EXERCISE INSTRUCTIONS » Output, please, every line from the line that holds "Read all visible content and emit it as JSON." to the end, exactly as written.

RECORDED INFORMATION »

▬▬▬

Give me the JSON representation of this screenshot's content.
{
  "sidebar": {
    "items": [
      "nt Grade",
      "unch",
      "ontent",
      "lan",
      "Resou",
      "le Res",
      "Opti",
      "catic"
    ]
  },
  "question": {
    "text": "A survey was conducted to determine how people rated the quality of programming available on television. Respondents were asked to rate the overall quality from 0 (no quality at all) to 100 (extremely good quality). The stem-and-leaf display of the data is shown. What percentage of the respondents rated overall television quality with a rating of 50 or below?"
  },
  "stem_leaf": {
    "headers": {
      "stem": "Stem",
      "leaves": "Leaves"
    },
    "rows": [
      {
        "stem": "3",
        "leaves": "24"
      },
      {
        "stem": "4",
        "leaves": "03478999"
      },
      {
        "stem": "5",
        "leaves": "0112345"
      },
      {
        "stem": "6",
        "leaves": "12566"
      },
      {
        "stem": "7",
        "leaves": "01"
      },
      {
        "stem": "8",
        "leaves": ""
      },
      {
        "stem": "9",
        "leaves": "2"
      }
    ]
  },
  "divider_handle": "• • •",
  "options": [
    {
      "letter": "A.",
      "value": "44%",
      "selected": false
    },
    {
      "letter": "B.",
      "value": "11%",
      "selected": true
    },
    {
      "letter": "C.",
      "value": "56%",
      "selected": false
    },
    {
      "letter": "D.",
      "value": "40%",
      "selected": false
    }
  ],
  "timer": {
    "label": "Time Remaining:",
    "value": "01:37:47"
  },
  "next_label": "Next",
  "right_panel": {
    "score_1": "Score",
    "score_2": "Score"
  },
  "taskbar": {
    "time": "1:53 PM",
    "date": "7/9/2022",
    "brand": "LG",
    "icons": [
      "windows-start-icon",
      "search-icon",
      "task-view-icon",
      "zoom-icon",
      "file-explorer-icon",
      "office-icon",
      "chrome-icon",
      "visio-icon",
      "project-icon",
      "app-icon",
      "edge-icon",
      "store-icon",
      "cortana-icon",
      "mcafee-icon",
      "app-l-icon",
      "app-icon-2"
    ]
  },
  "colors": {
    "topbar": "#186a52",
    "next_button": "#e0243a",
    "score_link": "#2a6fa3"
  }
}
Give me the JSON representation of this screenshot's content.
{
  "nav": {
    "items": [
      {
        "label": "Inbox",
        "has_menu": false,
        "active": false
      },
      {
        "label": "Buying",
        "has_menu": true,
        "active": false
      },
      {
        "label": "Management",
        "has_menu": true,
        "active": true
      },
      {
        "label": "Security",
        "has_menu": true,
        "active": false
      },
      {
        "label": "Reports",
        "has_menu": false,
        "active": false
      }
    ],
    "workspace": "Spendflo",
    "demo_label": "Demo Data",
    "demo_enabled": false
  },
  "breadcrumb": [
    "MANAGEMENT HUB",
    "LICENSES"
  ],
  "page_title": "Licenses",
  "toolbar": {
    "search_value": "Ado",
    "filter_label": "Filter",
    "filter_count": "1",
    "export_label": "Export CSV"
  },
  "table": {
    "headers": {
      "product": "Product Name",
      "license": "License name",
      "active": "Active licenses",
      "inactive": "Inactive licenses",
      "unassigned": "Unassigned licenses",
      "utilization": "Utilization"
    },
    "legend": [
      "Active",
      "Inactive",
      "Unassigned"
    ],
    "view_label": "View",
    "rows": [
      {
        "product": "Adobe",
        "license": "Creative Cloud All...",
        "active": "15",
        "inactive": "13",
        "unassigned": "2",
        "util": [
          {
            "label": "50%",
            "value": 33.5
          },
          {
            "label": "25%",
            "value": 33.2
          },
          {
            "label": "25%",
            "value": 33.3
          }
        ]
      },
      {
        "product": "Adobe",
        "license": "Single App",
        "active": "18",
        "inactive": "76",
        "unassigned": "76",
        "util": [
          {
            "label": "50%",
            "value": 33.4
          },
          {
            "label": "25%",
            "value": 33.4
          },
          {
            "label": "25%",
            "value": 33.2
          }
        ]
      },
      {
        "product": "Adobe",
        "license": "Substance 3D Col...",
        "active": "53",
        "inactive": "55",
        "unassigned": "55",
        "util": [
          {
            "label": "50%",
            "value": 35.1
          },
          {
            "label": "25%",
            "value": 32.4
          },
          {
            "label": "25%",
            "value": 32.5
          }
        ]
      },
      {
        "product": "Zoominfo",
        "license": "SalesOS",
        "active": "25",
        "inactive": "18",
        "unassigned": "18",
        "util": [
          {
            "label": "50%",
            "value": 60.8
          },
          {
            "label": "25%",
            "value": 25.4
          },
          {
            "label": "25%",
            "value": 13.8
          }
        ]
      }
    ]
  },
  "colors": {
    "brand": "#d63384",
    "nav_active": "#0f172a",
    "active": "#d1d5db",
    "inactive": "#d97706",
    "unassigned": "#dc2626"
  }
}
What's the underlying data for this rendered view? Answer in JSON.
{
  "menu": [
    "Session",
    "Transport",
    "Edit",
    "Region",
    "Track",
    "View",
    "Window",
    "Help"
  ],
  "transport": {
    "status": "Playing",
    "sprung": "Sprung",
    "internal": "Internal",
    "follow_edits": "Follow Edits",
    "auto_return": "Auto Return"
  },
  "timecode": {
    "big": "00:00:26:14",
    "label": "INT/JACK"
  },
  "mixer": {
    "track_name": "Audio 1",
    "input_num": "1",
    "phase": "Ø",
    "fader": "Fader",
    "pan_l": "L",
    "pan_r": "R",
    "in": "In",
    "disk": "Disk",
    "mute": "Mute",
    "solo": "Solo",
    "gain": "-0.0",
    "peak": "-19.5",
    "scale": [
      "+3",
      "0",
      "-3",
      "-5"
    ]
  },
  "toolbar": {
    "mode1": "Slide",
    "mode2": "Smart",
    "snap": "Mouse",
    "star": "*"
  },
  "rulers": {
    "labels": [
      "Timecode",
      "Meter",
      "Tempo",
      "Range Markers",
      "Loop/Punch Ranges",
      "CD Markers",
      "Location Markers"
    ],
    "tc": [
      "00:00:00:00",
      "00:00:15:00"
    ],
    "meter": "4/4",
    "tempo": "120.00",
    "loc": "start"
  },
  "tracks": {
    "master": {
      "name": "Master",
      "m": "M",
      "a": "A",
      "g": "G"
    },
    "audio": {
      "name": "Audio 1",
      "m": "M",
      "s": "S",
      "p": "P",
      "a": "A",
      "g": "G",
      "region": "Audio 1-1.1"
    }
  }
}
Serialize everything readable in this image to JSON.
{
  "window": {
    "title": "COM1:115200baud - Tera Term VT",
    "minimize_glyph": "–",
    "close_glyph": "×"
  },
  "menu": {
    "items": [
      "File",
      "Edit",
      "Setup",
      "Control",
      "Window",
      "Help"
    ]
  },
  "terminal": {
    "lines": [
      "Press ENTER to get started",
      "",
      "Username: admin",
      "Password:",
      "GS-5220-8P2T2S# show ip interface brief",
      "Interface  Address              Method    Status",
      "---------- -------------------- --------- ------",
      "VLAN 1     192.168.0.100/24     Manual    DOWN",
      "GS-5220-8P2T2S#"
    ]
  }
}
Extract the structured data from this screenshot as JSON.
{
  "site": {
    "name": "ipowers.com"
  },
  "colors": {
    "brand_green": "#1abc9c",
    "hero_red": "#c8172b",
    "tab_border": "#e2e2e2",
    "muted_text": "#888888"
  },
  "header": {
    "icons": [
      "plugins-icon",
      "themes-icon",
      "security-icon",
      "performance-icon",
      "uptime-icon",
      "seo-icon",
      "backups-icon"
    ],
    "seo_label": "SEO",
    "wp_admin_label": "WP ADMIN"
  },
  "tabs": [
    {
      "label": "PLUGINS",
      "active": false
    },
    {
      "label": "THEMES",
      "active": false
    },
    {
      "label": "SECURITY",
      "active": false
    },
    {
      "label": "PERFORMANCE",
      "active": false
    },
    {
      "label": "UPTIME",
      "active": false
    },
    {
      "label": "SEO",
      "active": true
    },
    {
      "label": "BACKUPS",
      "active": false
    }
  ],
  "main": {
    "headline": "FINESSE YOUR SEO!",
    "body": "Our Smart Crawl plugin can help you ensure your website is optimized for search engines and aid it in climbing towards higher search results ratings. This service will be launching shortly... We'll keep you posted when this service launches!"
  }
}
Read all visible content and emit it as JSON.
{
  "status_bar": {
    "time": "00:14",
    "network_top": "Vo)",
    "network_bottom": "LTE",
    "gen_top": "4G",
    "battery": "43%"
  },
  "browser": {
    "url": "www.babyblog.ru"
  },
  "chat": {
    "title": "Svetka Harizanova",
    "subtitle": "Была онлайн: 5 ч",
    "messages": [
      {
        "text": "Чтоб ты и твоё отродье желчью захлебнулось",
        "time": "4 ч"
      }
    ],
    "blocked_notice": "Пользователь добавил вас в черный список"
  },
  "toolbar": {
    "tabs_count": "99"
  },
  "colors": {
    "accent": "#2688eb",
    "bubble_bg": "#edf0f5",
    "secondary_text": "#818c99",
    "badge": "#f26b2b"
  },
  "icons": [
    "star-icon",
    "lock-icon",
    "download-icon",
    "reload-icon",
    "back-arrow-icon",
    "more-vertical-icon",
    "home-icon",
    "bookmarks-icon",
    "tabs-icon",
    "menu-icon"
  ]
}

▬▬▬

SOLUTION FOR THIS PROBLEM »
Read all visible content and emit it as JSON.
{
  "status_bar": {
    "time": "00:14",
    "network_top": "Vo)",
    "network_bottom": "LTE",
    "gen_top": "4G",
    "battery": "43%"
  },
  "browser": {
    "url": "www.babyblog.ru"
  },
  "chat": {
    "title": "Svetka Harizanova",
    "subtitle": "Была онлайн: 5 ч",
    "messages": [
      {
        "text": "Чтоб ты и твоё отродье желчью захлебнулось",
        "time": "4 ч"
      }
    ],
    "blocked_notice": "Пользователь добавил вас в черный список"
  },
  "toolbar": {
    "tabs_count": "99"
  },
  "colors": {
    "accent": "#2688eb",
    "bubble_bg": "#edf0f5",
    "secondary_text": "#818c99",
    "badge": "#f26b2b"
  },
  "icons": [
    "star-icon",
    "lock-icon",
    "download-icon",
    "reload-icon",
    "back-arrow-icon",
    "more-vertical-icon",
    "home-icon",
    "bookmarks-icon",
    "tabs-icon",
    "menu-icon"
  ]
}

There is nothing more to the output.